EXERCISE DETAILS - Pick out all lines of the entries that include the word "this" and copy them.

DATA SUPPLIED -
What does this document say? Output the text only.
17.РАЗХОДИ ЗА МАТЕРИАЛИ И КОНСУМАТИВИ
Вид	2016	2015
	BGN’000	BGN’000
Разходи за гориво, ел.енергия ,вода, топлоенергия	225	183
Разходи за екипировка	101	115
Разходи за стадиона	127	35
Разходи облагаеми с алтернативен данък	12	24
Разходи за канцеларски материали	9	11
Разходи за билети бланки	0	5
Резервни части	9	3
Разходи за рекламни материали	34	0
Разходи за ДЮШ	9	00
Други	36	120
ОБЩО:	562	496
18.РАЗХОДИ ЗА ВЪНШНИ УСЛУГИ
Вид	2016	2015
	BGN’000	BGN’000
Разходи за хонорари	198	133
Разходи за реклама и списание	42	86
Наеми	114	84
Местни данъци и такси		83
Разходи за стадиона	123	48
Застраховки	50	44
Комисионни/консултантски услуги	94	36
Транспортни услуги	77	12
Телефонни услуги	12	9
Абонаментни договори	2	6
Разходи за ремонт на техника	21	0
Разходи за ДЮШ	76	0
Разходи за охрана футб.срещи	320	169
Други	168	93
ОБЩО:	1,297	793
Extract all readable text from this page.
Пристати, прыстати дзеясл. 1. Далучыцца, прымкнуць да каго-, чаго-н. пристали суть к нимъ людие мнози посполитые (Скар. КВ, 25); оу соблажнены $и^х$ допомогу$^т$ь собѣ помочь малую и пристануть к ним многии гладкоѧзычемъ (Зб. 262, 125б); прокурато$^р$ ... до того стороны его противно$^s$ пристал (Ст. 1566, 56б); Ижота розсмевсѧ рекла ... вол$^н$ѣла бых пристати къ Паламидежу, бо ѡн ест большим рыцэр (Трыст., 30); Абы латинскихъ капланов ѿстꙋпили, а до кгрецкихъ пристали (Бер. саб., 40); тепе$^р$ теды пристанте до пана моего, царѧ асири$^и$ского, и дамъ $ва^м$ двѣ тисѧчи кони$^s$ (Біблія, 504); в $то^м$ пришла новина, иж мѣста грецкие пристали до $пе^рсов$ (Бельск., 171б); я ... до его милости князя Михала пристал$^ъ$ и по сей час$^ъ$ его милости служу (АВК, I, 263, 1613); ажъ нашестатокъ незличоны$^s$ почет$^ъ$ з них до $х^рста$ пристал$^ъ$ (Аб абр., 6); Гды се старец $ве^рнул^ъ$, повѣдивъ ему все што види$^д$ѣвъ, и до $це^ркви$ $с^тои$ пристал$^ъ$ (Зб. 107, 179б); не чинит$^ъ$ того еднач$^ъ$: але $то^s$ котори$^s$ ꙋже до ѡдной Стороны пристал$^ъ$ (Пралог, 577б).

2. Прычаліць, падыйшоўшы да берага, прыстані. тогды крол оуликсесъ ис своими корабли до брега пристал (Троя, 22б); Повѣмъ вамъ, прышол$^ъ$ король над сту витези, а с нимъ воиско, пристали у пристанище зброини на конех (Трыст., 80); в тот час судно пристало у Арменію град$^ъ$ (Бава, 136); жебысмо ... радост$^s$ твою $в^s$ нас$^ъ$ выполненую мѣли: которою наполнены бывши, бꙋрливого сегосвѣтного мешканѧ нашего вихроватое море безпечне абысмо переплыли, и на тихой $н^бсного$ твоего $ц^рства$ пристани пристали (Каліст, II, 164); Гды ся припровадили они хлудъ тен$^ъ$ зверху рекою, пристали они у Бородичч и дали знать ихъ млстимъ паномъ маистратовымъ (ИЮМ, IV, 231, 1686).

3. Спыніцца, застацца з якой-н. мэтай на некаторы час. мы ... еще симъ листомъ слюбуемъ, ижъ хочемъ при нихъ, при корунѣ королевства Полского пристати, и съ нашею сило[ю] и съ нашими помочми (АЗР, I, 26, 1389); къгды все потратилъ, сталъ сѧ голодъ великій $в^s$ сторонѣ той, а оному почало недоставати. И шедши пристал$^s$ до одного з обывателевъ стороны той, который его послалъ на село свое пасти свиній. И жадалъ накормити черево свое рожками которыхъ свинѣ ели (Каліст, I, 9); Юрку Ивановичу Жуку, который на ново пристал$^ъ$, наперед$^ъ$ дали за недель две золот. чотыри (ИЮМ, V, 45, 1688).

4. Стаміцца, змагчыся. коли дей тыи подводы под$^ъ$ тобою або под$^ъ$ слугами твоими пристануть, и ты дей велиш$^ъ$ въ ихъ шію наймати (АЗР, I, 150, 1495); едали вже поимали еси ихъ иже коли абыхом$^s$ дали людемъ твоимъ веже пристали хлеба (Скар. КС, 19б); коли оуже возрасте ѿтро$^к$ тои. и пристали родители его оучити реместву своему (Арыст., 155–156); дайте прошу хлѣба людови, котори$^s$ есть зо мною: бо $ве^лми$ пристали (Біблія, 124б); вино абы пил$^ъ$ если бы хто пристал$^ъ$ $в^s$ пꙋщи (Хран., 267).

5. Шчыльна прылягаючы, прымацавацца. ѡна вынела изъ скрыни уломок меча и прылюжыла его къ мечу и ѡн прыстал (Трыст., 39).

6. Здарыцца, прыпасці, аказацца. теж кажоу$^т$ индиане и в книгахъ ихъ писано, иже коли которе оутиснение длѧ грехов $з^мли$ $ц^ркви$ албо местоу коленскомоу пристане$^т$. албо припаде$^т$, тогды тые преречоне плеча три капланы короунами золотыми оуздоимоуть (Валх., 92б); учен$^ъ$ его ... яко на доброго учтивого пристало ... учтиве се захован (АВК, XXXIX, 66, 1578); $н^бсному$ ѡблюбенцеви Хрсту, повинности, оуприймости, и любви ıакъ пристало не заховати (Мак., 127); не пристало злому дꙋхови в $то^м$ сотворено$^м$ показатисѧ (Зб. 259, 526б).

EXPECTED ANSWER -
What does this document say? Output the text only.
Extract all readable text from this page.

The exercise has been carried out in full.